CHALLENGE :: Search the records for the word "content" and pick out every line that has it.

[Extracted records]
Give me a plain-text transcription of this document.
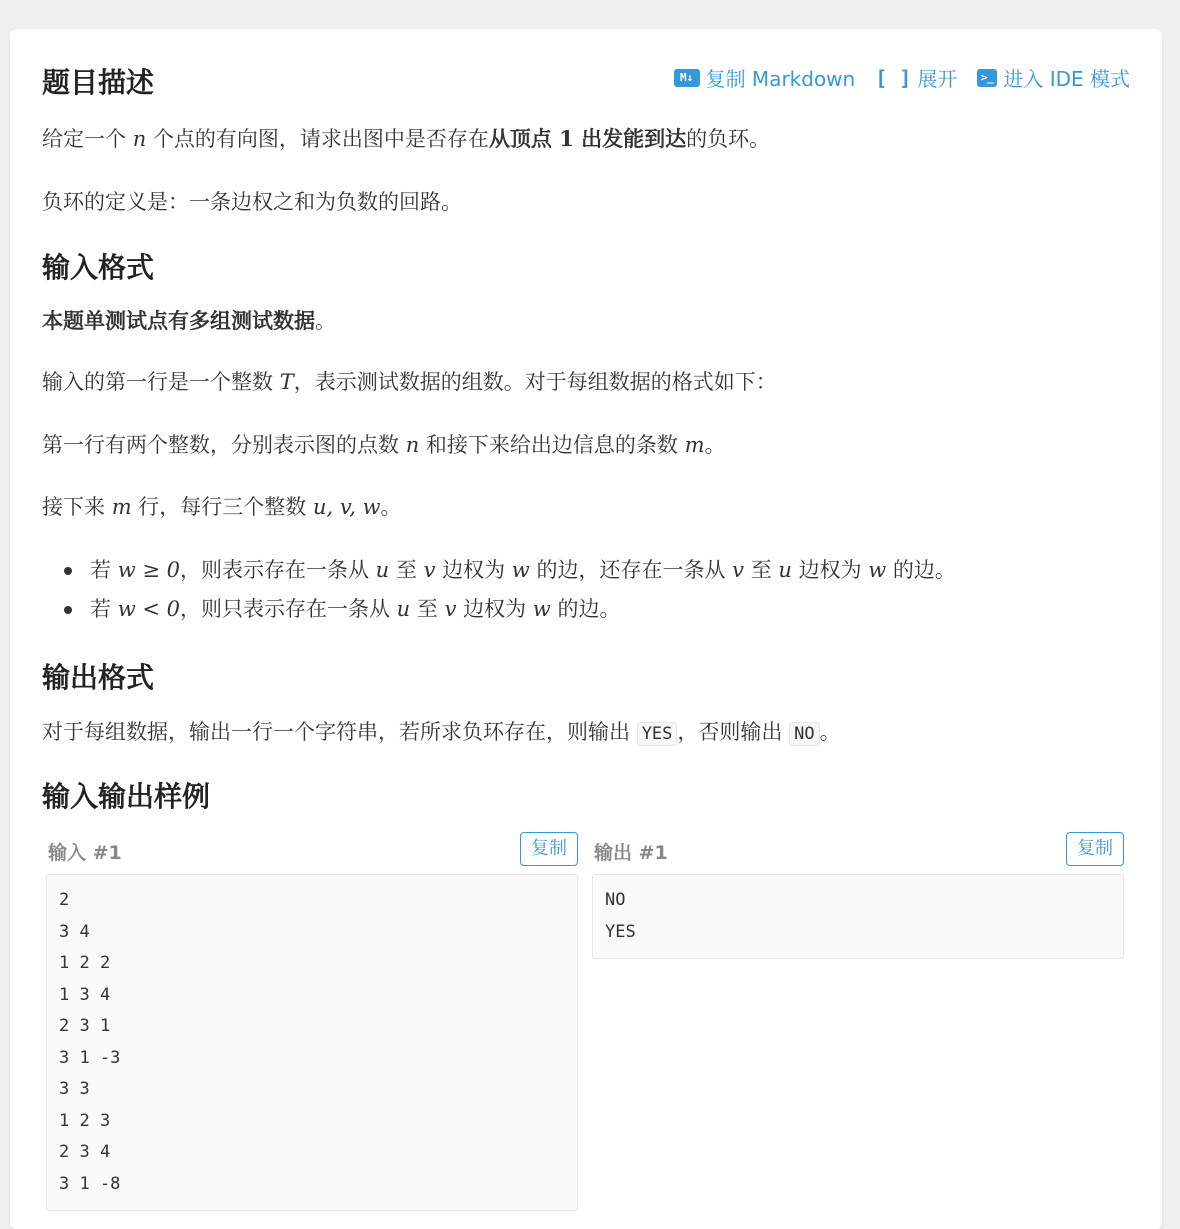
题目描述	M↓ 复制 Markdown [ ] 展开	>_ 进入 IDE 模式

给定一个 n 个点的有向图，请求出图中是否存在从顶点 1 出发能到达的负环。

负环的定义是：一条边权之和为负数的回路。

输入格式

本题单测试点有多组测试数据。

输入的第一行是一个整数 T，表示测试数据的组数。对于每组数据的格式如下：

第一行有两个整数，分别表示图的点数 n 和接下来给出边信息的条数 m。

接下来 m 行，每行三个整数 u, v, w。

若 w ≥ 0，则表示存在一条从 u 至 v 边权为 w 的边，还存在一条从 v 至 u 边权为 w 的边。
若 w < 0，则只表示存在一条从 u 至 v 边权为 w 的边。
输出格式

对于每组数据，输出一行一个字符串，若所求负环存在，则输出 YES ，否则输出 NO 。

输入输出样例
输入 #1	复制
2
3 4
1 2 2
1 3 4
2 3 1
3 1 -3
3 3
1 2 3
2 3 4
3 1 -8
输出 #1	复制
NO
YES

---

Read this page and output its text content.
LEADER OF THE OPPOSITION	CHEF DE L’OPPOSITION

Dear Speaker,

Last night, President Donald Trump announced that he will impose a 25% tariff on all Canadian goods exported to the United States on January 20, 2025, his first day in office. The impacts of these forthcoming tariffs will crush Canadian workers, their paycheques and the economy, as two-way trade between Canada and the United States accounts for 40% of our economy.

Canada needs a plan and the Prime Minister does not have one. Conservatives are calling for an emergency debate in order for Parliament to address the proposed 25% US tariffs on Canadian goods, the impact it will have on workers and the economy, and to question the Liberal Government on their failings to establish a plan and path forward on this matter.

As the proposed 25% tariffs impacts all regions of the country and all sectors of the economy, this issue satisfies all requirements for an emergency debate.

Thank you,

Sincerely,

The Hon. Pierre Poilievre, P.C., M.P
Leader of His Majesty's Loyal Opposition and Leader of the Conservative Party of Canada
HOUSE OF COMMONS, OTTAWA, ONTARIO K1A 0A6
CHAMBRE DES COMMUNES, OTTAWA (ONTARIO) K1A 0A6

...

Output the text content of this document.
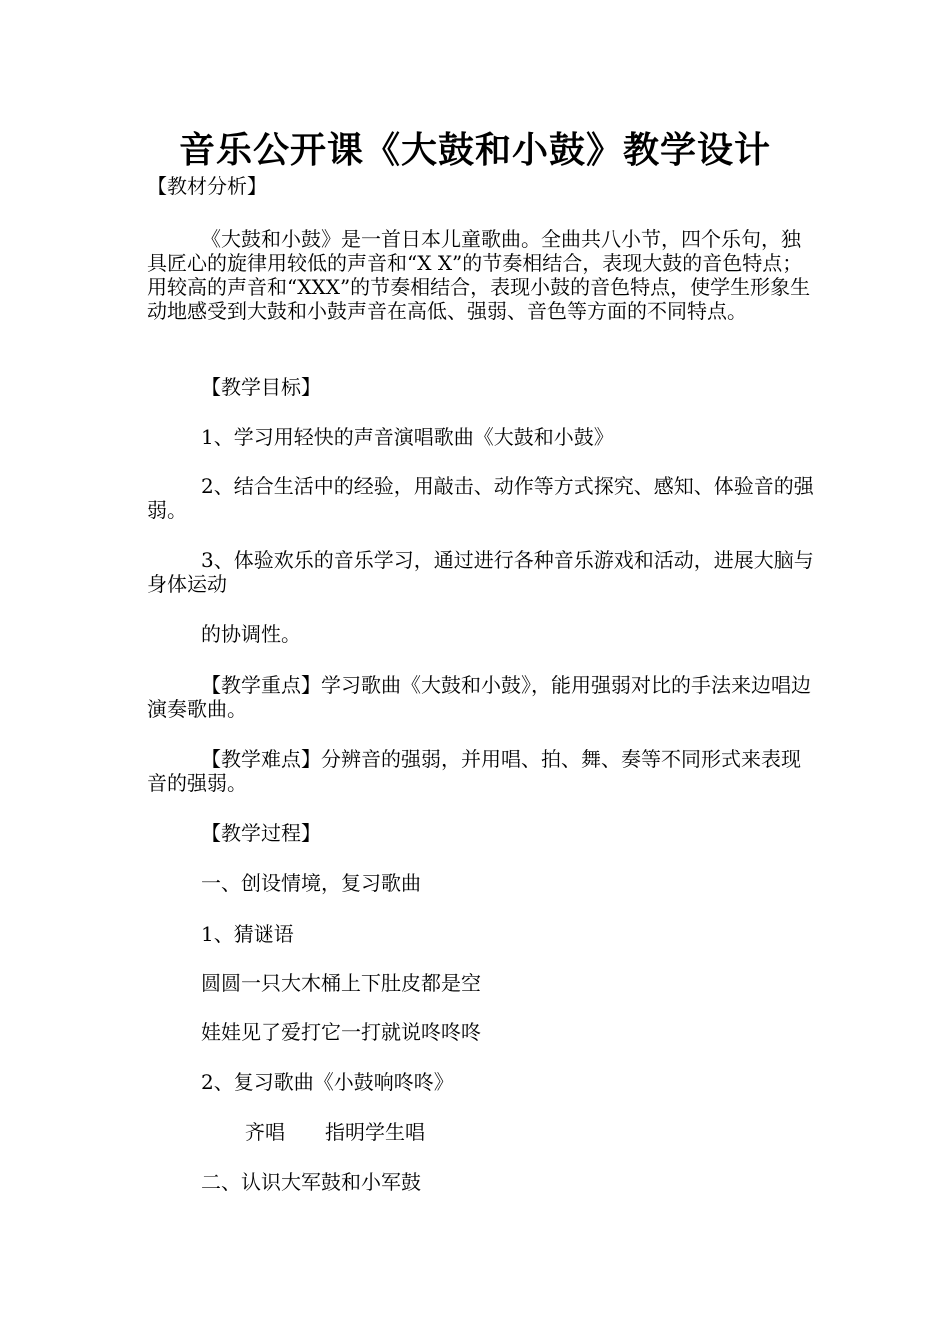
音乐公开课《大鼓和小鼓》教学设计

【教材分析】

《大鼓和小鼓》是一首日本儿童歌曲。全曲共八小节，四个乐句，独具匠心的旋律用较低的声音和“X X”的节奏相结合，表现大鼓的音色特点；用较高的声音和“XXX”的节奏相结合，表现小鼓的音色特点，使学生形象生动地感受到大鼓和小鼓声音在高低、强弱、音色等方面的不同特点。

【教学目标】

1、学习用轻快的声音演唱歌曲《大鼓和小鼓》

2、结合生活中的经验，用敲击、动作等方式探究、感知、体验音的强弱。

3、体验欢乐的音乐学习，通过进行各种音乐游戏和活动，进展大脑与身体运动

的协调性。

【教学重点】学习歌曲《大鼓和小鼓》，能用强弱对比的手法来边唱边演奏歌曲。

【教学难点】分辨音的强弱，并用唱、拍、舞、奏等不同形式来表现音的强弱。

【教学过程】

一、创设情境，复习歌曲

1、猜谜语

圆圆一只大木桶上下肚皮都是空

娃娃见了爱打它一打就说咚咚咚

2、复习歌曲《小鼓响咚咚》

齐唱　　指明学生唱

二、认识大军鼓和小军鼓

RESULT OF THE TASK ::
Read this page and output its text content.
Output the text content of this document.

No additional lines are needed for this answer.